======== DATASET RECORDS ========

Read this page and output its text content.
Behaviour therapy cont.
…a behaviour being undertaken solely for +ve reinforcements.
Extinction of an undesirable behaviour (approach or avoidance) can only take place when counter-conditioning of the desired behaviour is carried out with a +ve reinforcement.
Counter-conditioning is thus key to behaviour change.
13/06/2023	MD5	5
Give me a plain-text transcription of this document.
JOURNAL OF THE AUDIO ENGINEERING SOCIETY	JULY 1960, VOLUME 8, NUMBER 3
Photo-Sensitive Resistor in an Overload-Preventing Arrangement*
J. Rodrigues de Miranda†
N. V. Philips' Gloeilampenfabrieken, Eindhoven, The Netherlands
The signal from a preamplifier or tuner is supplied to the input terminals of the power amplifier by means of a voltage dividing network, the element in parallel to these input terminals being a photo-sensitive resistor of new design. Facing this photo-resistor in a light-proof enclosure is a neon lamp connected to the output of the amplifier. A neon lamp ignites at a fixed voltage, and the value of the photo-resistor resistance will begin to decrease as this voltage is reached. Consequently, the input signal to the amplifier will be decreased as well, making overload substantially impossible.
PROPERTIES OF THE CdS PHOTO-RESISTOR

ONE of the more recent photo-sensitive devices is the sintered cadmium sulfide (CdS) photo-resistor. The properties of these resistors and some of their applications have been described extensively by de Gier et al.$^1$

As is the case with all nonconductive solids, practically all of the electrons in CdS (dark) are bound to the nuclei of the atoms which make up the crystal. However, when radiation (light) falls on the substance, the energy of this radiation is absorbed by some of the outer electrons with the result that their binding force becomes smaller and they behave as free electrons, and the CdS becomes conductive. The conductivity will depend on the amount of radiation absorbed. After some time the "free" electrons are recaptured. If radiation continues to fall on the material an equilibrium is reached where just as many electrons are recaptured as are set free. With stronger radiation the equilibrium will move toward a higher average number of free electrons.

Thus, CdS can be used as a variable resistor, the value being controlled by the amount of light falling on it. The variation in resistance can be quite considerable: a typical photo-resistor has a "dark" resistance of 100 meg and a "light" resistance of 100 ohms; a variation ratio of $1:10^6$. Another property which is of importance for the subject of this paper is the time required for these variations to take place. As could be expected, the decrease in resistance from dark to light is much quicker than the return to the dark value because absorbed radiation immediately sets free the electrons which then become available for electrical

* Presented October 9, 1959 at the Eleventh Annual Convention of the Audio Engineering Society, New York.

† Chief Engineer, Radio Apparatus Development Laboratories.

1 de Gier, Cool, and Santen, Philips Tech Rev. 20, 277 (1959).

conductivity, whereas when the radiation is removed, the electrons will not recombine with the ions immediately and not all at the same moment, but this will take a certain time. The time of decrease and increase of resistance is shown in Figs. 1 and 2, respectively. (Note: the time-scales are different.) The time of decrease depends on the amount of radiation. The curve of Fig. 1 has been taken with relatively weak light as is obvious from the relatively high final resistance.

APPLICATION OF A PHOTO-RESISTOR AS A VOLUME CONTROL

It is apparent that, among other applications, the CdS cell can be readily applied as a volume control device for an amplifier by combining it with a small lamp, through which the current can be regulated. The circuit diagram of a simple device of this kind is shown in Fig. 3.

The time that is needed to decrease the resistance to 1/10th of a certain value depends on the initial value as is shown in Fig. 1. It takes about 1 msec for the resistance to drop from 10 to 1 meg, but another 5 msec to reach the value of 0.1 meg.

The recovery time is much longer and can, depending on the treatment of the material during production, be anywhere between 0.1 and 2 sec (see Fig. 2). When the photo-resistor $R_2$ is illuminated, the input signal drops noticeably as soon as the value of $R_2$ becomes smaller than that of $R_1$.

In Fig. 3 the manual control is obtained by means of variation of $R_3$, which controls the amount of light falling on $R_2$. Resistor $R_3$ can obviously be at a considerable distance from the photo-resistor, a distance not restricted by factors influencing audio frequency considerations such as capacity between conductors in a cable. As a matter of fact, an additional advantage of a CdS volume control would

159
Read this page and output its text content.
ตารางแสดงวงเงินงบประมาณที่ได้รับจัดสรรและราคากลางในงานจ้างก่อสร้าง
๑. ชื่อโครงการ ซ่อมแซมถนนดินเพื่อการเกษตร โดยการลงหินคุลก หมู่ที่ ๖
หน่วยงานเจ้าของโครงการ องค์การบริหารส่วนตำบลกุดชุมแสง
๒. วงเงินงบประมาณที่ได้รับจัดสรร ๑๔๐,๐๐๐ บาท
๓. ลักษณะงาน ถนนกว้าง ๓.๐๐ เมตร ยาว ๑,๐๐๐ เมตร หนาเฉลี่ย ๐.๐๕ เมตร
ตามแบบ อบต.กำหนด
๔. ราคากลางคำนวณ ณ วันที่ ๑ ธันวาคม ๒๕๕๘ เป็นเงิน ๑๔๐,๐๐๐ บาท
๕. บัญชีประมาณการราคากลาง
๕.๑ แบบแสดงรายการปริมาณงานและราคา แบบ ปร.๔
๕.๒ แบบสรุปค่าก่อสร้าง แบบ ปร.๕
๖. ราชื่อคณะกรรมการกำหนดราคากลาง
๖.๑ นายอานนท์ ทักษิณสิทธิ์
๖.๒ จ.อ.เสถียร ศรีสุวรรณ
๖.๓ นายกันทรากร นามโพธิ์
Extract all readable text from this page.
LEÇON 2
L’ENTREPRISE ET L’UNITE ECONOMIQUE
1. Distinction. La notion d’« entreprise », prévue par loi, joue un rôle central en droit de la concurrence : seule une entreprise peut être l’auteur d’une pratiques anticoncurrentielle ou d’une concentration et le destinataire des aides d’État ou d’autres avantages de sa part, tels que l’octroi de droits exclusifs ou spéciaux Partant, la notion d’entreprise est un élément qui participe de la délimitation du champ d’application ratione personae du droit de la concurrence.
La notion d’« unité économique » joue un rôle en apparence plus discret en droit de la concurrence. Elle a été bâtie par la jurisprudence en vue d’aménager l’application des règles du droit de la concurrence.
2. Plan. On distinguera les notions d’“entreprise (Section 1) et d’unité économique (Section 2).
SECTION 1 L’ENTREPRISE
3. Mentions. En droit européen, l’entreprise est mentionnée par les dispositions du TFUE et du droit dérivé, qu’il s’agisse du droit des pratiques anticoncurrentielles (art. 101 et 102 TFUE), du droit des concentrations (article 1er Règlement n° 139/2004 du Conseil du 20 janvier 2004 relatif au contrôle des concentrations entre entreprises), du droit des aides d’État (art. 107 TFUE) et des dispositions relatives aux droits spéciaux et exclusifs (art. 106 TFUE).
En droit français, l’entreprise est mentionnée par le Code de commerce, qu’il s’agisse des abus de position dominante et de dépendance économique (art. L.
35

========

- GIVEN REQUEST:
Copy each line of the preceding data that contains the string "falling".

- CORRECT OUTPUT:
Thus, CdS can be used as a variable resistor, the value being controlled by the amount of light falling on it. The variation in resistance can be quite considerable: a typical photo-resistor has a "dark" resistance of 100 meg and a "light" resistance of 100 ohms; a variation ratio of $1:10^6$. Another property which is of importance for the subject of this paper is the time required for these variations to take place. As could be expected, the decrease in resistance from dark to light is much quicker than the return to the dark value because absorbed radiation immediately sets free the electrons which then become available for electrical
In Fig. 3 the manual control is obtained by means of variation of $R_3$, which controls the amount of light falling on $R_2$. Resistor $R_3$ can obviously be at a considerable distance from the photo-resistor, a distance not restricted by factors influencing audio frequency considerations such as capacity between conductors in a cable. As a matter of fact, an additional advantage of a CdS volume control would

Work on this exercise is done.